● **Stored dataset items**
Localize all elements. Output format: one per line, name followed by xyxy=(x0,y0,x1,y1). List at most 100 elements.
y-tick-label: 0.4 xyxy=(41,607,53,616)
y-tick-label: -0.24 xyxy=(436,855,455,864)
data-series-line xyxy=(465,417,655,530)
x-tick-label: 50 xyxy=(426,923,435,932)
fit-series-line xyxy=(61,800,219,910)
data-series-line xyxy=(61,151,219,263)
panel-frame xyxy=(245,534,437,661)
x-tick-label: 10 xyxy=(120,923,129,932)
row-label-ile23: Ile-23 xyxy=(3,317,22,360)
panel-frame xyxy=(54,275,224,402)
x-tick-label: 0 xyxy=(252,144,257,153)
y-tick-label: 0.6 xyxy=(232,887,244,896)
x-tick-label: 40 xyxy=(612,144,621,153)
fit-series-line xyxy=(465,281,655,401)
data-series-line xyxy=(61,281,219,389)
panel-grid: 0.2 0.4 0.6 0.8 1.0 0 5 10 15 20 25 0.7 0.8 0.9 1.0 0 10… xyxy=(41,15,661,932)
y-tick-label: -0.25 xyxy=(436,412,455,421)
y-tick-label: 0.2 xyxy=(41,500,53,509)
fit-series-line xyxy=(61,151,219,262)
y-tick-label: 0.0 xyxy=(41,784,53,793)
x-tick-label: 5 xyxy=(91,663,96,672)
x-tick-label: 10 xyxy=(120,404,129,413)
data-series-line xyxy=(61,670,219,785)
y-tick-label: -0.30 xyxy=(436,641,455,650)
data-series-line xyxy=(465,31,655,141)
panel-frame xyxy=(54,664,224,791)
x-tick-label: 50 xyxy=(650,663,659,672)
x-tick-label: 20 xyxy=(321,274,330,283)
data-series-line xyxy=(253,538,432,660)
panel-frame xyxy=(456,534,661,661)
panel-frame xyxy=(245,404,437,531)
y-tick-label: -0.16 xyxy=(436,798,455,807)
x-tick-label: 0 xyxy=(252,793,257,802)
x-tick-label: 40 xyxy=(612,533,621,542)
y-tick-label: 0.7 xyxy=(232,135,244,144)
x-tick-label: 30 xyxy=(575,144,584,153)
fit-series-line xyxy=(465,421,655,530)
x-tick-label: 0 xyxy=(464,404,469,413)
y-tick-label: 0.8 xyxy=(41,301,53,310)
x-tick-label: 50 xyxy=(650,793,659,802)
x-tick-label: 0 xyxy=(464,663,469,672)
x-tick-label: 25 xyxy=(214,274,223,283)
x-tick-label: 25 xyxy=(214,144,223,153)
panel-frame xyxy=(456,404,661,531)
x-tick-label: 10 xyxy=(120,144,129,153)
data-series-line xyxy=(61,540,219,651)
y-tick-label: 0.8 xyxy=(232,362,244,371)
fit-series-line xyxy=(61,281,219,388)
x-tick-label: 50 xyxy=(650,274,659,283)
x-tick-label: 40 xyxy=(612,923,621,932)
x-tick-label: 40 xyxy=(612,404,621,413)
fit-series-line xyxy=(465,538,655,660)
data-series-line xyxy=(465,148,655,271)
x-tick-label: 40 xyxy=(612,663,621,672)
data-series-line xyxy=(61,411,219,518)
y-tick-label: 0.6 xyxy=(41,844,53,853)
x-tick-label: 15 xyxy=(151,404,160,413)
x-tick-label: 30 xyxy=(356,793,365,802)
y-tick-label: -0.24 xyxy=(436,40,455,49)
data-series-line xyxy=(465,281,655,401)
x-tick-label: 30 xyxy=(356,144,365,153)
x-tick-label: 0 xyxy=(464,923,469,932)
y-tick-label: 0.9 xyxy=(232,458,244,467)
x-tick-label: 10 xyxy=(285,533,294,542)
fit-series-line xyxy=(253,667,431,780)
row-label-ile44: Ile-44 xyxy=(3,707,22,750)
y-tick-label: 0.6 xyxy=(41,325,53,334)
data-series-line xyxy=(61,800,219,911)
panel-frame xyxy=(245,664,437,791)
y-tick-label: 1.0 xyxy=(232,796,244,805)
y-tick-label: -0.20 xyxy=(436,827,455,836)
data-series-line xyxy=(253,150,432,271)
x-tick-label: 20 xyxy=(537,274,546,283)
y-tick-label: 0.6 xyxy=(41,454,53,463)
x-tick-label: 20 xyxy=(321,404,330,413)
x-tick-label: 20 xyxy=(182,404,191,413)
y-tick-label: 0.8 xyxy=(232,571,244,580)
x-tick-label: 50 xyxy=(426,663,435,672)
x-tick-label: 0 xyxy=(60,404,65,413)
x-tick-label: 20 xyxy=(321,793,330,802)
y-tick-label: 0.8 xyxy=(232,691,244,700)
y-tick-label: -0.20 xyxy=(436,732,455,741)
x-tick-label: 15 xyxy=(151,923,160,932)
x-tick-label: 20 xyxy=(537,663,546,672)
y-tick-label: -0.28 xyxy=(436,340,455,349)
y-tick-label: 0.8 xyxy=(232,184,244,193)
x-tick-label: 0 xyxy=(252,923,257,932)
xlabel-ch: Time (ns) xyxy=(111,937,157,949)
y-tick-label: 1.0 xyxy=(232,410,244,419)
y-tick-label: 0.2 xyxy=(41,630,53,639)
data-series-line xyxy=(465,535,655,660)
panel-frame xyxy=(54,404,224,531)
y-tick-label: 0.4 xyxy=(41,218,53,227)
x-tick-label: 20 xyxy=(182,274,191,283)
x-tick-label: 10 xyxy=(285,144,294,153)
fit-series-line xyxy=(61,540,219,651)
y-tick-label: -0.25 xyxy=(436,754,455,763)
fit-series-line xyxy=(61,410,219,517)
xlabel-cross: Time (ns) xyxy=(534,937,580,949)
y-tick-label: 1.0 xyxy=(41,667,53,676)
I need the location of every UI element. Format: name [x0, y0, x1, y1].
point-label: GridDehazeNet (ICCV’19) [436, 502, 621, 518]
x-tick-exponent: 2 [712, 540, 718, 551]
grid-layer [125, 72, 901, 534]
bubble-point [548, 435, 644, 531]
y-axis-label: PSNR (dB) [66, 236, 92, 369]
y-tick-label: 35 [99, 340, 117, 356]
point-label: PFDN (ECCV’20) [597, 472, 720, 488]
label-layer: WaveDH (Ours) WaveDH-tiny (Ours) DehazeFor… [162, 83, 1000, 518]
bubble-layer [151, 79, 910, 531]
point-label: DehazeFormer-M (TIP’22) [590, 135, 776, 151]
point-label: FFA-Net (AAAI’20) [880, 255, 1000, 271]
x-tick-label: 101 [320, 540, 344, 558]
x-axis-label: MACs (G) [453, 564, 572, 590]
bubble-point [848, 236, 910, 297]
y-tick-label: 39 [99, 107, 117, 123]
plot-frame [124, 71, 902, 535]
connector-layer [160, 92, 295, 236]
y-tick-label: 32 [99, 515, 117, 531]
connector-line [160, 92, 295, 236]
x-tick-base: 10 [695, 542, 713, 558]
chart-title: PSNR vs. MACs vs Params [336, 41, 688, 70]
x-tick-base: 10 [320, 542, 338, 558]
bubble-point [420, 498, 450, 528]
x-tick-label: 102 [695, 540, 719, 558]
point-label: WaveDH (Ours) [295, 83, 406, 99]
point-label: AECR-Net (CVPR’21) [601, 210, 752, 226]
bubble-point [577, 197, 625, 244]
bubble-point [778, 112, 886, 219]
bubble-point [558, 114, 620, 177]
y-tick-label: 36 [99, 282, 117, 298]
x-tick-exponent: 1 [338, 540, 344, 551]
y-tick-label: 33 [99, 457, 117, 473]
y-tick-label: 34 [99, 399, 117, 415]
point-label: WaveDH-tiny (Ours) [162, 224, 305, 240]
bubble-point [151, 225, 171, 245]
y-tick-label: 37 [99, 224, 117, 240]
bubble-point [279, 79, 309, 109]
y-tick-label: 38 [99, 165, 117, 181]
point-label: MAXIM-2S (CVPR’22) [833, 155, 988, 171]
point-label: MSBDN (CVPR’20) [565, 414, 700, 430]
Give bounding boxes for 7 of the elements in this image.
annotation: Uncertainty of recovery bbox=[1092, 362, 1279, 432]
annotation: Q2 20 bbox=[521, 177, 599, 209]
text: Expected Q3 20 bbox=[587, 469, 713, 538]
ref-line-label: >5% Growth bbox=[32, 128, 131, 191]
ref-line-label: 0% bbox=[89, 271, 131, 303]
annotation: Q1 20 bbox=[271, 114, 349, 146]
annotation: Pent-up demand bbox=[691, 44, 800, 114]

● **Written problem**
Copy the lines from the start through the line containing "row-label-ile23: Ile-23 xyxy=(3,317,22,360)", but change "data-series-line" to "data-curve" wherever it occurs and leave the rest as it is.

● **Response for this exercise**
Localize all elements. Output format: one per line, name followed by xyxy=(x0,y0,x1,y1). List at most 100 elements.
y-tick-label: 0.4 xyxy=(41,607,53,616)
y-tick-label: -0.24 xyxy=(436,855,455,864)
data-curve xyxy=(465,417,655,530)
x-tick-label: 50 xyxy=(426,923,435,932)
fit-series-line xyxy=(61,800,219,910)
data-curve xyxy=(61,151,219,263)
panel-frame xyxy=(245,534,437,661)
x-tick-label: 10 xyxy=(120,923,129,932)
row-label-ile23: Ile-23 xyxy=(3,317,22,360)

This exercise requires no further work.